Where the data below has the string "borders", return the whole line.
:: TASK INPUTS ::
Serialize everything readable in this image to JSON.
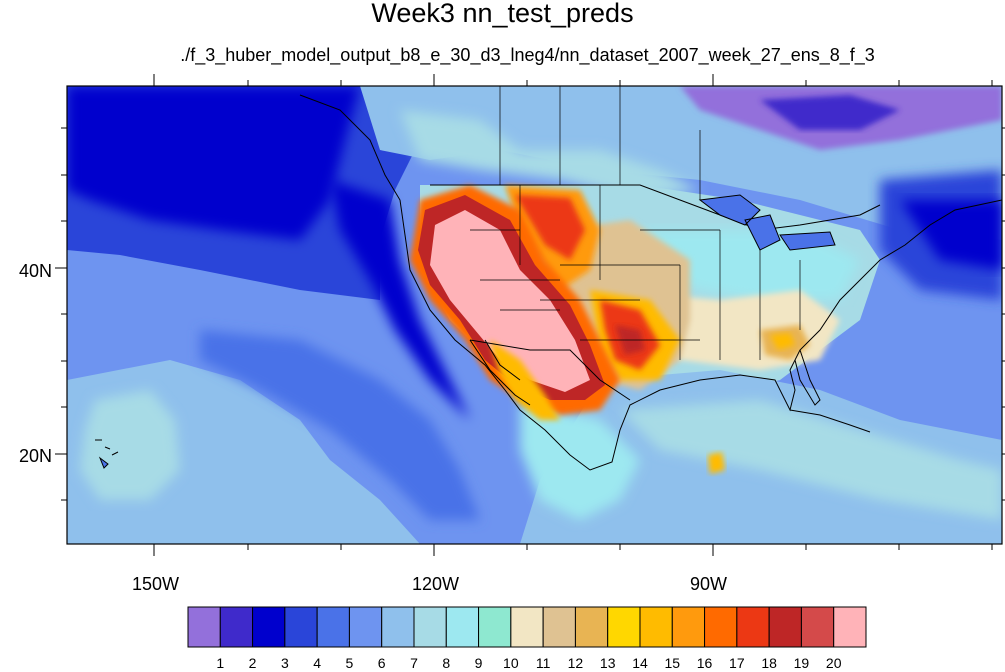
{
  "title": "Week3 nn_test_preds",
  "subtitle": "./f_3_huber_model_output_b8_e_30_d3_lneg4/nn_dataset_2007_week_27_ens_8_f_3",
  "map": {
    "projection": "cylindrical equidistant",
    "lon_range": [
      "-160",
      "-55"
    ],
    "lat_range": [
      "11",
      "59"
    ],
    "x_tick_labels": [
      "150W",
      "120W",
      "90W"
    ],
    "y_tick_labels": [
      "40N",
      "20N"
    ],
    "features": [
      "coastlines",
      "US state borders",
      "Canada province borders",
      "Mexico state borders",
      "Great Lakes",
      "Hawaii islands"
    ],
    "background_field": "predicted values (color-shaded contours)"
  },
  "colorbar": {
    "orientation": "horizontal",
    "labels": [
      "1",
      "2",
      "3",
      "4",
      "5",
      "6",
      "7",
      "8",
      "9",
      "10",
      "11",
      "12",
      "13",
      "14",
      "15",
      "16",
      "17",
      "18",
      "19",
      "20"
    ],
    "colors": [
      "#9370db",
      "#3f2acb",
      "#0000cd",
      "#2a45d9",
      "#4a72e8",
      "#6e94f0",
      "#8fc0ec",
      "#a7dbe6",
      "#9de8f0",
      "#8ee8d0",
      "#f2e6c4",
      "#dfc292",
      "#e8b453",
      "#ffd700",
      "#ffbb00",
      "#ff9a0d",
      "#ff6a00",
      "#ec3814",
      "#be2626",
      "#d44a4a",
      "#ffb3b8"
    ]
  }
}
:::
## SOLUTION TO THE PROBLEM:
      "US state borders",
      "Canada province borders",
      "Mexico state borders",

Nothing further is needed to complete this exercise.